Exercise instructions:
Write down each entry again, exactly as it reads.

# start of Dataset entries

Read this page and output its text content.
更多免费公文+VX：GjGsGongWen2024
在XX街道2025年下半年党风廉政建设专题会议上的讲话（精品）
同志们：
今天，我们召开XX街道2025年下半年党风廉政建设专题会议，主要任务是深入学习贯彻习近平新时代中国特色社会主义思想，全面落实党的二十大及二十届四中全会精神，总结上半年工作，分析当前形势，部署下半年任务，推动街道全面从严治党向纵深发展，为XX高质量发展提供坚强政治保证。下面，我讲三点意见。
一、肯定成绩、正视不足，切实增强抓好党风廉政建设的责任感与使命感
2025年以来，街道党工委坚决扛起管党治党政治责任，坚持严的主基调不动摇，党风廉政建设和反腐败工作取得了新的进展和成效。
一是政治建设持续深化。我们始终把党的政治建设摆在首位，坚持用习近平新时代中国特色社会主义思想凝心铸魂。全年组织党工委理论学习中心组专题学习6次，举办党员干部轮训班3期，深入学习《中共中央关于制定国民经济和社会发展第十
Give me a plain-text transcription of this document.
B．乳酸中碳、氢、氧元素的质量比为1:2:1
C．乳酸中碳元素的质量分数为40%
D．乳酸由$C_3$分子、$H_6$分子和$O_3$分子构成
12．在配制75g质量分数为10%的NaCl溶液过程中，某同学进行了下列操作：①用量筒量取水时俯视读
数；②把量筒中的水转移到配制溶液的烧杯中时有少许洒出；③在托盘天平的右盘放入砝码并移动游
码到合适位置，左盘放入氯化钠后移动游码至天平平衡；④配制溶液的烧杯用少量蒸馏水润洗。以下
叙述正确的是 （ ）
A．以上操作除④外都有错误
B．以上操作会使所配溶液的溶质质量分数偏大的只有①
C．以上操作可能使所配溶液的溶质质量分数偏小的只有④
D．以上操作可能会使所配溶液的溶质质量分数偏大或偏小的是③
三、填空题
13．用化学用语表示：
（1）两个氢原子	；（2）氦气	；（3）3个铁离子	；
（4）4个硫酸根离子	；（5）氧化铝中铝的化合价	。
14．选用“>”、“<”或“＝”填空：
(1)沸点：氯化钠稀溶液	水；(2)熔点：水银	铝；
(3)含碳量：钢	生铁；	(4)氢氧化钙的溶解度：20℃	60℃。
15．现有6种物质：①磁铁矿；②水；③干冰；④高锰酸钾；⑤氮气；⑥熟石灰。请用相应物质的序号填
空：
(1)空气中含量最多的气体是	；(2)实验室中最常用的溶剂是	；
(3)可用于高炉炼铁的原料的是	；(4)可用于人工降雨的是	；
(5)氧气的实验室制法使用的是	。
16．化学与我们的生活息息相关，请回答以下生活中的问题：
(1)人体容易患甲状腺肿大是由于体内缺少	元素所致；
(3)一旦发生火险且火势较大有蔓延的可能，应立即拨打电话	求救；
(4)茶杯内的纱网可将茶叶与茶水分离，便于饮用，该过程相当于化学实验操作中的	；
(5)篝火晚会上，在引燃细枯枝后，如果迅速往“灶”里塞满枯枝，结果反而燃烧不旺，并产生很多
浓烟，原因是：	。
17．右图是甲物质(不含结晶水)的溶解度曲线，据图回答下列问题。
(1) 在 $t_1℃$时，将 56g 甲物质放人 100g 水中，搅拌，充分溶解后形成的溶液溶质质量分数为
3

# end of Dataset entries

Written response:
Read this page and output its text content.
更多免费公文+VX：GjGsGongWen2024
在XX街道2025年下半年党风廉政建设专题会议上的讲话（精品）
同志们：
今天，我们召开XX街道2025年下半年党风廉政建设专题会议，主要任务是深入学习贯彻习近平新时代中国特色社会主义思想，全面落实党的二十大及二十届四中全会精神，总结上半年工作，分析当前形势，部署下半年任务，推动街道全面从严治党向纵深发展，为XX高质量发展提供坚强政治保证。下面，我讲三点意见。
一、肯定成绩、正视不足，切实增强抓好党风廉政建设的责任感与使命感
2025年以来，街道党工委坚决扛起管党治党政治责任，坚持严的主基调不动摇，党风廉政建设和反腐败工作取得了新的进展和成效。
一是政治建设持续深化。我们始终把党的政治建设摆在首位，坚持用习近平新时代中国特色社会主义思想凝心铸魂。全年组织党工委理论学习中心组专题学习6次，举办党员干部轮训班3期，深入学习《中共中央关于制定国民经济和社会发展第十
Give me a plain-text transcription of this document.
B．乳酸中碳、氢、氧元素的质量比为1:2:1
C．乳酸中碳元素的质量分数为40%
D．乳酸由$C_3$分子、$H_6$分子和$O_3$分子构成
12．在配制75g质量分数为10%的NaCl溶液过程中，某同学进行了下列操作：①用量筒量取水时俯视读
数；②把量筒中的水转移到配制溶液的烧杯中时有少许洒出；③在托盘天平的右盘放入砝码并移动游
码到合适位置，左盘放入氯化钠后移动游码至天平平衡；④配制溶液的烧杯用少量蒸馏水润洗。以下
叙述正确的是 （ ）
A．以上操作除④外都有错误
B．以上操作会使所配溶液的溶质质量分数偏大的只有①
C．以上操作可能使所配溶液的溶质质量分数偏小的只有④
D．以上操作可能会使所配溶液的溶质质量分数偏大或偏小的是③
三、填空题
13．用化学用语表示：
（1）两个氢原子	；（2）氦气	；（3）3个铁离子	；
（4）4个硫酸根离子	；（5）氧化铝中铝的化合价	。
14．选用“>”、“<”或“＝”填空：
(1)沸点：氯化钠稀溶液	水；(2)熔点：水银	铝；
(3)含碳量：钢	生铁；	(4)氢氧化钙的溶解度：20℃	60℃。
15．现有6种物质：①磁铁矿；②水；③干冰；④高锰酸钾；⑤氮气；⑥熟石灰。请用相应物质的序号填
空：
(1)空气中含量最多的气体是	；(2)实验室中最常用的溶剂是	；
(3)可用于高炉炼铁的原料的是	；(4)可用于人工降雨的是	；
(5)氧气的实验室制法使用的是	。
16．化学与我们的生活息息相关，请回答以下生活中的问题：
(1)人体容易患甲状腺肿大是由于体内缺少	元素所致；
(3)一旦发生火险且火势较大有蔓延的可能，应立即拨打电话	求救；
(4)茶杯内的纱网可将茶叶与茶水分离，便于饮用，该过程相当于化学实验操作中的	；
(5)篝火晚会上，在引燃细枯枝后，如果迅速往“灶”里塞满枯枝，结果反而燃烧不旺，并产生很多
浓烟，原因是：	。
17．右图是甲物质(不含结晶水)的溶解度曲线，据图回答下列问题。
(1) 在 $t_1℃$时，将 56g 甲物质放人 100g 水中，搅拌，充分溶解后形成的溶液溶质质量分数为
3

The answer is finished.